→ **DESCRIPTION OF THE TASK**: Repeat the data below exactly, with every entry included.

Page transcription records
Start of Block

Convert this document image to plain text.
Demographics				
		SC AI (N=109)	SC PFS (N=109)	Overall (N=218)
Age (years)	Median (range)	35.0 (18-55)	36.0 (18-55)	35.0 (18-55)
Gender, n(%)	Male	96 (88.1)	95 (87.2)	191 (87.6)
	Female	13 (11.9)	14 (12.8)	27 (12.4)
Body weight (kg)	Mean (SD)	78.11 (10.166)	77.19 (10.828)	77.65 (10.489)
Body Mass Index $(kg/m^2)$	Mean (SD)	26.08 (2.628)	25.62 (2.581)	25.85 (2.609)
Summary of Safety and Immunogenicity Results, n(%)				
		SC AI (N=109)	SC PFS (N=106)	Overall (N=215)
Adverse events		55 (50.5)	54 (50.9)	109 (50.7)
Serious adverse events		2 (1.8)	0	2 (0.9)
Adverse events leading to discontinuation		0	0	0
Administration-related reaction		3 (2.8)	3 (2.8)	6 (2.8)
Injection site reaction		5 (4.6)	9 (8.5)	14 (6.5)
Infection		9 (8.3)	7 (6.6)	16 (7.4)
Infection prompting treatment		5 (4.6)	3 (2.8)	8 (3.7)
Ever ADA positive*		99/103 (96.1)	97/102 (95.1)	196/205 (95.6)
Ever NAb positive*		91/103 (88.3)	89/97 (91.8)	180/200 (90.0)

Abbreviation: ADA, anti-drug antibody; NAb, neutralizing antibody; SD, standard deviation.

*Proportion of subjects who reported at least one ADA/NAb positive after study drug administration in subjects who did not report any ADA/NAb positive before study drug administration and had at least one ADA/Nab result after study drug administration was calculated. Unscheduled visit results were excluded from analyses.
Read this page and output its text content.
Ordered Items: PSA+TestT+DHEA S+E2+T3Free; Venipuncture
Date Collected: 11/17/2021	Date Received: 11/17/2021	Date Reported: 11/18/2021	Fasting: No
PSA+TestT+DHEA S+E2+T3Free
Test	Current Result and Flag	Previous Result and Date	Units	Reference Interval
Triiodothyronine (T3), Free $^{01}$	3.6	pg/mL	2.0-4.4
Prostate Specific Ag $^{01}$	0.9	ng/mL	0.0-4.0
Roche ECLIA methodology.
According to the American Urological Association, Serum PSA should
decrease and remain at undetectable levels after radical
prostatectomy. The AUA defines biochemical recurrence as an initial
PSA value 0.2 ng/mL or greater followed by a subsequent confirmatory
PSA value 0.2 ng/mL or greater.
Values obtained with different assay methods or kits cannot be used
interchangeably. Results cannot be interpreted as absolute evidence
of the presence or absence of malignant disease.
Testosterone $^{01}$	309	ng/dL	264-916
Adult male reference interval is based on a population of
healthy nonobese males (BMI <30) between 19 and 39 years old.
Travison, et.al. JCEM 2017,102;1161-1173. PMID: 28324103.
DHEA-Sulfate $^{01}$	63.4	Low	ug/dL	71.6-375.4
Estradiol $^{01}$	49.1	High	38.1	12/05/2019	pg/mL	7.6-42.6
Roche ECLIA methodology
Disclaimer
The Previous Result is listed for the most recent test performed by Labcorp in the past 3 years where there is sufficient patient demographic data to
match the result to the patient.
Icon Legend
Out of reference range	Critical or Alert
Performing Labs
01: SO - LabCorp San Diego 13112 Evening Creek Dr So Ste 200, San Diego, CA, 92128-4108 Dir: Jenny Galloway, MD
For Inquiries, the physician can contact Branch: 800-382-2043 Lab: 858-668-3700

End of Block

→ **ANSWER TO THIS PROBLEM**:
Convert this document image to plain text.
Demographics				
		SC AI (N=109)	SC PFS (N=109)	Overall (N=218)
Age (years)	Median (range)	35.0 (18-55)	36.0 (18-55)	35.0 (18-55)
Gender, n(%)	Male	96 (88.1)	95 (87.2)	191 (87.6)
	Female	13 (11.9)	14 (12.8)	27 (12.4)
Body weight (kg)	Mean (SD)	78.11 (10.166)	77.19 (10.828)	77.65 (10.489)
Body Mass Index $(kg/m^2)$	Mean (SD)	26.08 (2.628)	25.62 (2.581)	25.85 (2.609)
Summary of Safety and Immunogenicity Results, n(%)				
		SC AI (N=109)	SC PFS (N=106)	Overall (N=215)
Adverse events		55 (50.5)	54 (50.9)	109 (50.7)
Serious adverse events		2 (1.8)	0	2 (0.9)
Adverse events leading to discontinuation		0	0	0
Administration-related reaction		3 (2.8)	3 (2.8)	6 (2.8)
Injection site reaction		5 (4.6)	9 (8.5)	14 (6.5)
Infection		9 (8.3)	7 (6.6)	16 (7.4)
Infection prompting treatment		5 (4.6)	3 (2.8)	8 (3.7)
Ever ADA positive*		99/103 (96.1)	97/102 (95.1)	196/205 (95.6)
Ever NAb positive*		91/103 (88.3)	89/97 (91.8)	180/200 (90.0)

Abbreviation: ADA, anti-drug antibody; NAb, neutralizing antibody; SD, standard deviation.

*Proportion of subjects who reported at least one ADA/NAb positive after study drug administration in subjects who did not report any ADA/NAb positive before study drug administration and had at least one ADA/Nab result after study drug administration was calculated. Unscheduled visit results were excluded from analyses.
Read this page and output its text content.
Ordered Items: PSA+TestT+DHEA S+E2+T3Free; Venipuncture
Date Collected: 11/17/2021	Date Received: 11/17/2021	Date Reported: 11/18/2021	Fasting: No
PSA+TestT+DHEA S+E2+T3Free
Test	Current Result and Flag	Previous Result and Date	Units	Reference Interval
Triiodothyronine (T3), Free $^{01}$	3.6	pg/mL	2.0-4.4
Prostate Specific Ag $^{01}$	0.9	ng/mL	0.0-4.0
Roche ECLIA methodology.
According to the American Urological Association, Serum PSA should
decrease and remain at undetectable levels after radical
prostatectomy. The AUA defines biochemical recurrence as an initial
PSA value 0.2 ng/mL or greater followed by a subsequent confirmatory
PSA value 0.2 ng/mL or greater.
Values obtained with different assay methods or kits cannot be used
interchangeably. Results cannot be interpreted as absolute evidence
of the presence or absence of malignant disease.
Testosterone $^{01}$	309	ng/dL	264-916
Adult male reference interval is based on a population of
healthy nonobese males (BMI <30) between 19 and 39 years old.
Travison, et.al. JCEM 2017,102;1161-1173. PMID: 28324103.
DHEA-Sulfate $^{01}$	63.4	Low	ug/dL	71.6-375.4
Estradiol $^{01}$	49.1	High	38.1	12/05/2019	pg/mL	7.6-42.6
Roche ECLIA methodology
Disclaimer
The Previous Result is listed for the most recent test performed by Labcorp in the past 3 years where there is sufficient patient demographic data to
match the result to the patient.
Icon Legend
Out of reference range	Critical or Alert
Performing Labs
01: SO - LabCorp San Diego 13112 Evening Creek Dr So Ste 200, San Diego, CA, 92128-4108 Dir: Jenny Galloway, MD
For Inquiries, the physician can contact Branch: 800-382-2043 Lab: 858-668-3700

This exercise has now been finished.